(Extracts from a graphics dataset)
......

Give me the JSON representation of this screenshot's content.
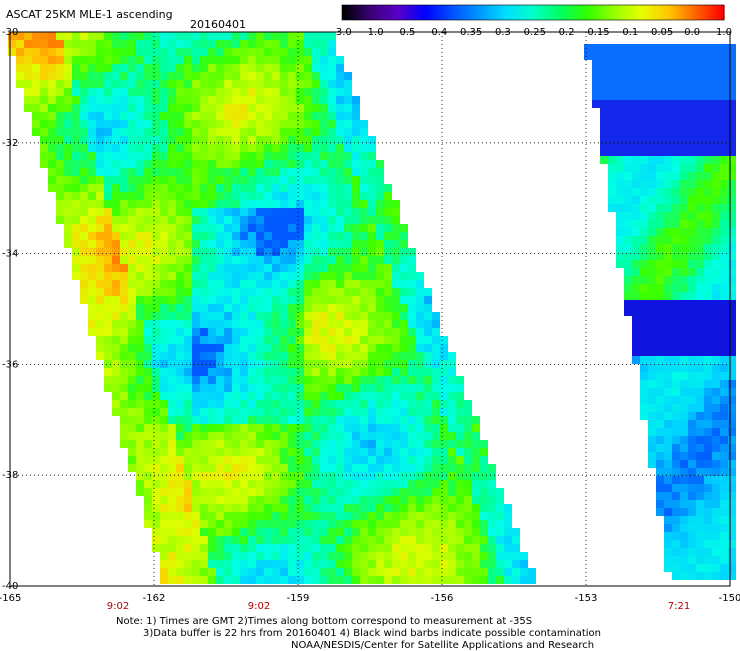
{
  "title": "ASCAT 25KM MLE-1 ascending",
  "date": "20160401",
  "colorbar": {
    "labels": [
      "-3.0",
      "-1.0",
      "-0.5",
      "-0.4",
      "-0.35",
      "-0.3",
      "-0.25",
      "-0.2",
      "-0.15",
      "-0.1",
      "-0.05",
      "0.0",
      "1.0"
    ],
    "colors": [
      "#000000",
      "#3a0078",
      "#5a00c8",
      "#0000ff",
      "#0050ff",
      "#0096ff",
      "#00dcff",
      "#00ffc8",
      "#00ff64",
      "#32ff00",
      "#96ff00",
      "#e6ff00",
      "#ffc800",
      "#ff6400",
      "#ff0000"
    ]
  },
  "map": {
    "lat_ticks": [
      "-30",
      "-32",
      "-34",
      "-36",
      "-38",
      "-40"
    ],
    "lon_ticks": [
      "-165",
      "-162",
      "-159",
      "-156",
      "-153",
      "-150"
    ],
    "times": [
      "9:02",
      "9:02",
      "7:21"
    ]
  },
  "notes": {
    "line1": "Note: 1) Times are GMT 2)Times along bottom correspond to measurement at -35S",
    "line2": "3)Data buffer is 22 hrs from 20160401 4) Black wind barbs indicate possible contamination",
    "credit": "NOAA/NESDIS/Center for Satellite Applications and Research"
  },
  "style_colors": {
    "time_label": "#b00000",
    "grid": "#000000",
    "background": "#ffffff"
  }
}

......

THE TASK: Extract all the data above exactly, excluding every picture.

THE COMPLETED TASK:
Give me the JSON representation of this screenshot's content.
{
  "title": "ASCAT 25KM MLE-1 ascending",
  "date": "20160401",
  "colorbar": {
    "labels": [
      "-3.0",
      "-1.0",
      "-0.5",
      "-0.4",
      "-0.35",
      "-0.3",
      "-0.25",
      "-0.2",
      "-0.15",
      "-0.1",
      "-0.05",
      "0.0",
      "1.0"
    ],
    "colors": [
      "#000000",
      "#3a0078",
      "#5a00c8",
      "#0000ff",
      "#0050ff",
      "#0096ff",
      "#00dcff",
      "#00ffc8",
      "#00ff64",
      "#32ff00",
      "#96ff00",
      "#e6ff00",
      "#ffc800",
      "#ff6400",
      "#ff0000"
    ]
  },
  "map": {
    "lat_ticks": [
      "-30",
      "-32",
      "-34",
      "-36",
      "-38",
      "-40"
    ],
    "lon_ticks": [
      "-165",
      "-162",
      "-159",
      "-156",
      "-153",
      "-150"
    ],
    "times": [
      "9:02",
      "9:02",
      "7:21"
    ]
  },
  "notes": {
    "line1": "Note: 1) Times are GMT 2)Times along bottom correspond to measurement at -35S",
    "line2": "3)Data buffer is 22 hrs from 20160401 4) Black wind barbs indicate possible contamination",
    "credit": "NOAA/NESDIS/Center for Satellite Applications and Research"
  },
  "style_colors": {
    "time_label": "#b00000",
    "grid": "#000000",
    "background": "#ffffff"
  }
}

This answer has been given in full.